==== EXTRACTED INFORMATION ====

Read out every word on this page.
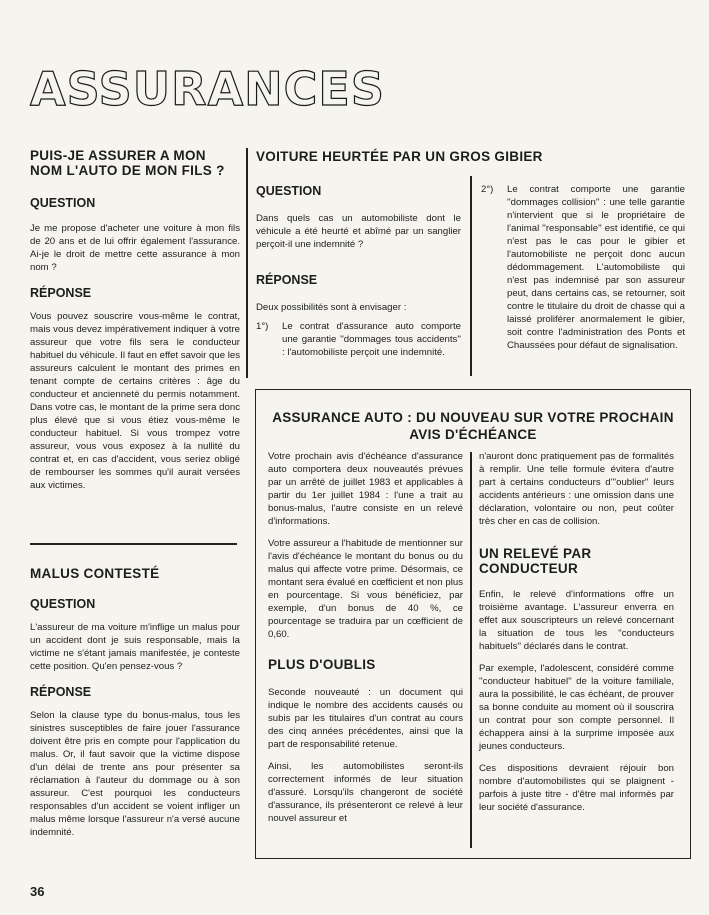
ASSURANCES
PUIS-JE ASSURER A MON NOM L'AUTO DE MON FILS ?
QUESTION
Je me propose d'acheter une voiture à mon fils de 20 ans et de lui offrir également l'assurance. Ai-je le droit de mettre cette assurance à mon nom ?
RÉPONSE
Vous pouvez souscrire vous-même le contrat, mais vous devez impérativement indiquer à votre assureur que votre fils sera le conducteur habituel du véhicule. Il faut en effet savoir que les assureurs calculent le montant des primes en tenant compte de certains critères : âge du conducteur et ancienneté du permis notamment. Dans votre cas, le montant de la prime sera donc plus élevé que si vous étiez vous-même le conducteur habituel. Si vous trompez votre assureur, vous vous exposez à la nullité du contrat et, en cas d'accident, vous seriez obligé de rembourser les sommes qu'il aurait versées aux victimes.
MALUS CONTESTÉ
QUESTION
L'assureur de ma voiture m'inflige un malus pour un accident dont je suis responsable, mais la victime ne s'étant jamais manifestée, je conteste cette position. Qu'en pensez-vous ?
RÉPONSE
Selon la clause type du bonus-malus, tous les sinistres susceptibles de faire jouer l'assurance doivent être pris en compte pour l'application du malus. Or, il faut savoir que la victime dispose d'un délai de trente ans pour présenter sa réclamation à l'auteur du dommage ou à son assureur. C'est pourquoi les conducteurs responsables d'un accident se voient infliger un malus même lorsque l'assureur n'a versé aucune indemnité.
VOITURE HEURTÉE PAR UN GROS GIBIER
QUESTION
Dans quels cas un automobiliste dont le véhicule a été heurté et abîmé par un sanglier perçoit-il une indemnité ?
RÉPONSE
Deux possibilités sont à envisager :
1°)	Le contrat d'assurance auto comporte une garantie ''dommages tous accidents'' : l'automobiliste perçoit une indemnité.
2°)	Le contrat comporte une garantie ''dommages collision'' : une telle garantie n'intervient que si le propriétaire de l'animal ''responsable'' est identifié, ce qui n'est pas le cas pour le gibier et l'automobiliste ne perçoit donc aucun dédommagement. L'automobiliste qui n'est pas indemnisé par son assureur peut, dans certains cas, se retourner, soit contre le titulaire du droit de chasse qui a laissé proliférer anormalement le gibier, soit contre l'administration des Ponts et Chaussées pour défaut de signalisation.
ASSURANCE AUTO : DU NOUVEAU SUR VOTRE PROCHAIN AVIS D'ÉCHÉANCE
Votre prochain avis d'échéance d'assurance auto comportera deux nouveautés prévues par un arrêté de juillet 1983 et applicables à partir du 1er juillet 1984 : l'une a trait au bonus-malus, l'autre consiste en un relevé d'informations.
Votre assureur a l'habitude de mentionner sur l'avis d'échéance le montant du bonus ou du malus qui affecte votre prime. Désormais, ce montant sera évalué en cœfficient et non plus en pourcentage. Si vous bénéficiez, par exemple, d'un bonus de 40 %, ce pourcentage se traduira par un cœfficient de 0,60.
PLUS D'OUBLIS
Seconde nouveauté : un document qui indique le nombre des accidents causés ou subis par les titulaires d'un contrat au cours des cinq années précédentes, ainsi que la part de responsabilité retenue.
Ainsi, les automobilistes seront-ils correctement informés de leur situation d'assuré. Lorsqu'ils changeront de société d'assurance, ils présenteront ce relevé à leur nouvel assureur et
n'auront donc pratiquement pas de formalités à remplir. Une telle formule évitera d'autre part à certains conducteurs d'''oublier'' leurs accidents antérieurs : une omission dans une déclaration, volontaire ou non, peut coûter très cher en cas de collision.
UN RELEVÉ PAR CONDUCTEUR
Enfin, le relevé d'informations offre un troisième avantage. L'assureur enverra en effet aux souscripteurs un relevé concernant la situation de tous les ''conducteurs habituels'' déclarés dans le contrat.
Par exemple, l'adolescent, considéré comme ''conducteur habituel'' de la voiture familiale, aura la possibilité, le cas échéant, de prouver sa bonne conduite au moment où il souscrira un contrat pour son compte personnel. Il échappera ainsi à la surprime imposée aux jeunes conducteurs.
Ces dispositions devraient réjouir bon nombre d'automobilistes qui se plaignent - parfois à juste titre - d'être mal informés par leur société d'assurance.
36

====
==== EXTRACTED INFORMATION ====

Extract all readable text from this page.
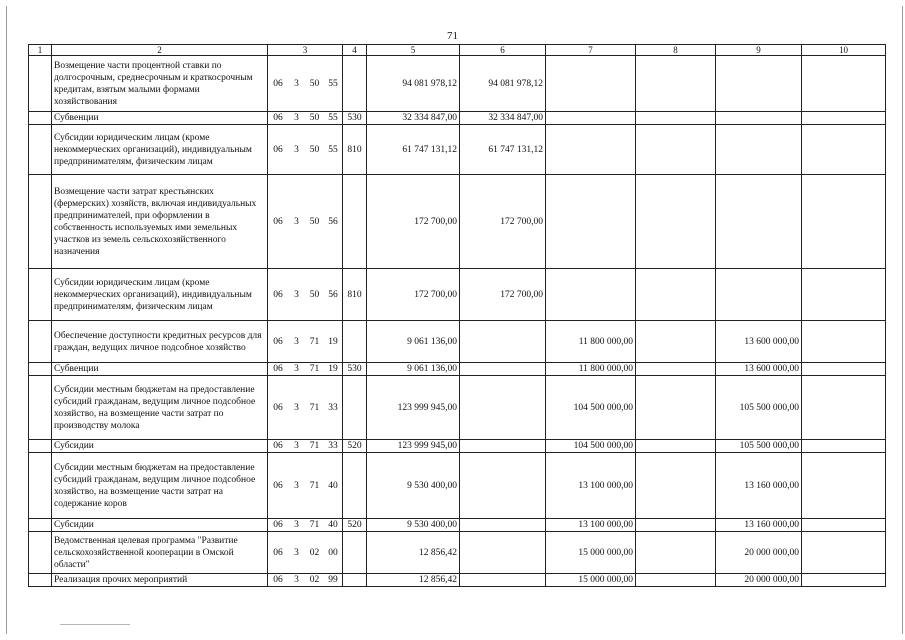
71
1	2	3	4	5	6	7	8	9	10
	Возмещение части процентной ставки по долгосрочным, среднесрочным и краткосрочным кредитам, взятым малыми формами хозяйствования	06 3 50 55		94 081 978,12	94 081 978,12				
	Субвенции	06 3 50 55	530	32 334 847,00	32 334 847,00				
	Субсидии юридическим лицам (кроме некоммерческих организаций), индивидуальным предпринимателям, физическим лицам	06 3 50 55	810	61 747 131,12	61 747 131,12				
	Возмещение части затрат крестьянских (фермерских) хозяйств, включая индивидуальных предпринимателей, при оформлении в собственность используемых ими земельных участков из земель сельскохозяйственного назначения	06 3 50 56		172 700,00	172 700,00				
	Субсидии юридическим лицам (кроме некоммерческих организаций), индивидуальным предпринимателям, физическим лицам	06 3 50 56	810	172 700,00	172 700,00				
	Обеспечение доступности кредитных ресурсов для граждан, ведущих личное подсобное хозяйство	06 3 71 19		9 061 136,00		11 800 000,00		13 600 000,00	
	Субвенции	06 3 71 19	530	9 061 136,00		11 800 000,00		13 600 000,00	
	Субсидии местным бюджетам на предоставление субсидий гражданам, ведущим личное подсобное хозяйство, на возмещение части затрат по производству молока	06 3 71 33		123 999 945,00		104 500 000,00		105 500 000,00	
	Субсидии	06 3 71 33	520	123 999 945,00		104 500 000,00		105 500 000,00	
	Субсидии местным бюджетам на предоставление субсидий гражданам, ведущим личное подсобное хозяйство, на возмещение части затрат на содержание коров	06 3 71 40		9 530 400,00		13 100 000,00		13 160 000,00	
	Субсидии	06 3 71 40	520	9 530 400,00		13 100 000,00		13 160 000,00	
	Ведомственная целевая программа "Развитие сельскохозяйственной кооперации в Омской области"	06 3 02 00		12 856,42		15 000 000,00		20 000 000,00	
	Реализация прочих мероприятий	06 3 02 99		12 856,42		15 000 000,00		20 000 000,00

====
==== EXTRACTED INFORMATION ====

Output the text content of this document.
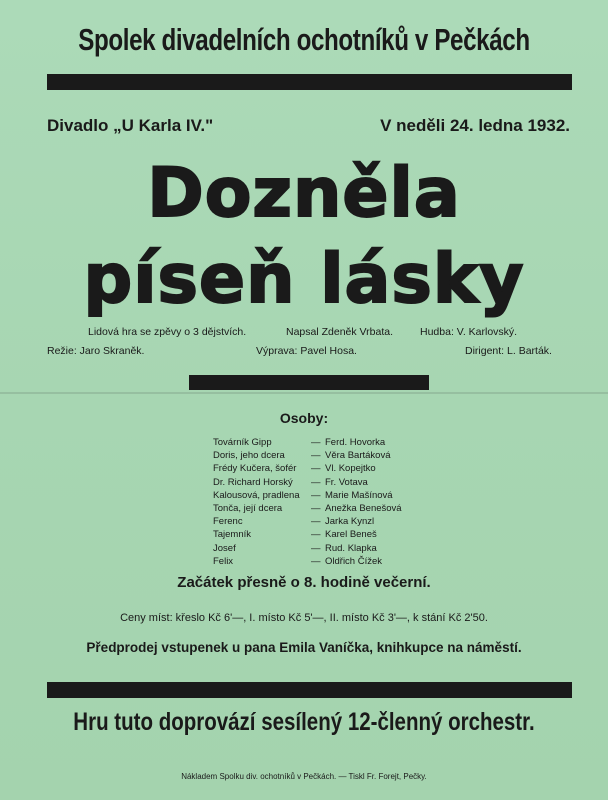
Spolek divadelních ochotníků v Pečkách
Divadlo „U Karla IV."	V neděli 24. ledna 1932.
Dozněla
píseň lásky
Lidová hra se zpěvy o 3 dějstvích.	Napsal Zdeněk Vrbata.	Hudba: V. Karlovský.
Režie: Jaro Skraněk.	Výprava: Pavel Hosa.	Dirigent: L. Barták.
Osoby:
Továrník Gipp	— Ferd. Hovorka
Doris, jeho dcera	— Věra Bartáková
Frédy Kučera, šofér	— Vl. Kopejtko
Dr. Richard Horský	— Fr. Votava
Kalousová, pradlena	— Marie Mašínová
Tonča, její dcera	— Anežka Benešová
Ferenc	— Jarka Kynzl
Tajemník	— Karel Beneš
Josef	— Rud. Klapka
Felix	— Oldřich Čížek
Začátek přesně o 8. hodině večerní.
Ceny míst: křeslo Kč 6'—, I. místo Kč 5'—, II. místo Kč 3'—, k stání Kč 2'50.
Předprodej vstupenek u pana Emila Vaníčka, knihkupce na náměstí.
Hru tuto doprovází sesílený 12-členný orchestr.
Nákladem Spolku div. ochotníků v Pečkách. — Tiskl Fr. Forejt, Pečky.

====

CHALLENGE -> Copy out every line in the entries above that holds "dcera".

SOLUTION FOR THIS TASK ->
Doris, jeho dcera	— Věra Bartáková
Tonča, její dcera	— Anežka Benešová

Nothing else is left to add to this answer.